* Begin *

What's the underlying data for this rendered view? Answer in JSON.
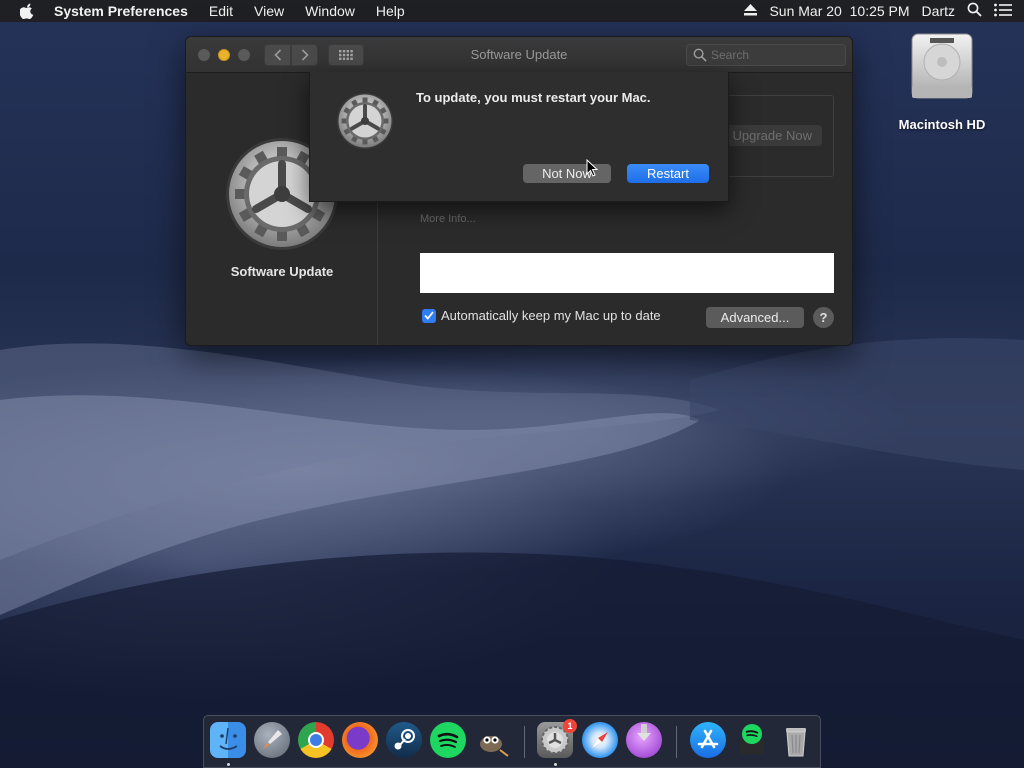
{
  "menubar": {
    "app_name": "System Preferences",
    "items": [
      "Edit",
      "View",
      "Window",
      "Help"
    ],
    "datetime": "Sun Mar 20  10:25 PM",
    "user": "Dartz"
  },
  "window": {
    "title": "Software Update",
    "search_placeholder": "Search",
    "sidebar_label": "Software Update",
    "upgrade_label": "Upgrade Now",
    "more_info": "More Info...",
    "auto_update_label": "Automatically keep my Mac up to date",
    "auto_update_checked": true,
    "advanced_label": "Advanced...",
    "help_label": "?"
  },
  "alert": {
    "message": "To update, you must restart your Mac.",
    "not_now_label": "Not Now",
    "restart_label": "Restart"
  },
  "desktop": {
    "drive_label": "Macintosh HD"
  },
  "dock": {
    "apps": [
      "Finder",
      "Launchpad",
      "Chrome",
      "Firefox",
      "Steam",
      "Spotify",
      "GIMP",
      "System Preferences",
      "Safari",
      "Downloader",
      "App Store",
      "Spotify Installer",
      "Trash"
    ],
    "badge_count": "1"
  },
  "colors": {
    "accent": "#1f6ee8",
    "checkbox": "#2f7cf6",
    "badge": "#f0433a"
  }
}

* End *

### What is expected
Without the pictures, repeat all the records word for word.

### Result
What's the underlying data for this rendered view? Answer in JSON.
{
  "menubar": {
    "app_name": "System Preferences",
    "items": [
      "Edit",
      "View",
      "Window",
      "Help"
    ],
    "datetime": "Sun Mar 20  10:25 PM",
    "user": "Dartz"
  },
  "window": {
    "title": "Software Update",
    "search_placeholder": "Search",
    "sidebar_label": "Software Update",
    "upgrade_label": "Upgrade Now",
    "more_info": "More Info...",
    "auto_update_label": "Automatically keep my Mac up to date",
    "auto_update_checked": true,
    "advanced_label": "Advanced...",
    "help_label": "?"
  },
  "alert": {
    "message": "To update, you must restart your Mac.",
    "not_now_label": "Not Now",
    "restart_label": "Restart"
  },
  "desktop": {
    "drive_label": "Macintosh HD"
  },
  "dock": {
    "apps": [
      "Finder",
      "Launchpad",
      "Chrome",
      "Firefox",
      "Steam",
      "Spotify",
      "GIMP",
      "System Preferences",
      "Safari",
      "Downloader",
      "App Store",
      "Spotify Installer",
      "Trash"
    ],
    "badge_count": "1"
  },
  "colors": {
    "accent": "#1f6ee8",
    "checkbox": "#2f7cf6",
    "badge": "#f0433a"
  }
}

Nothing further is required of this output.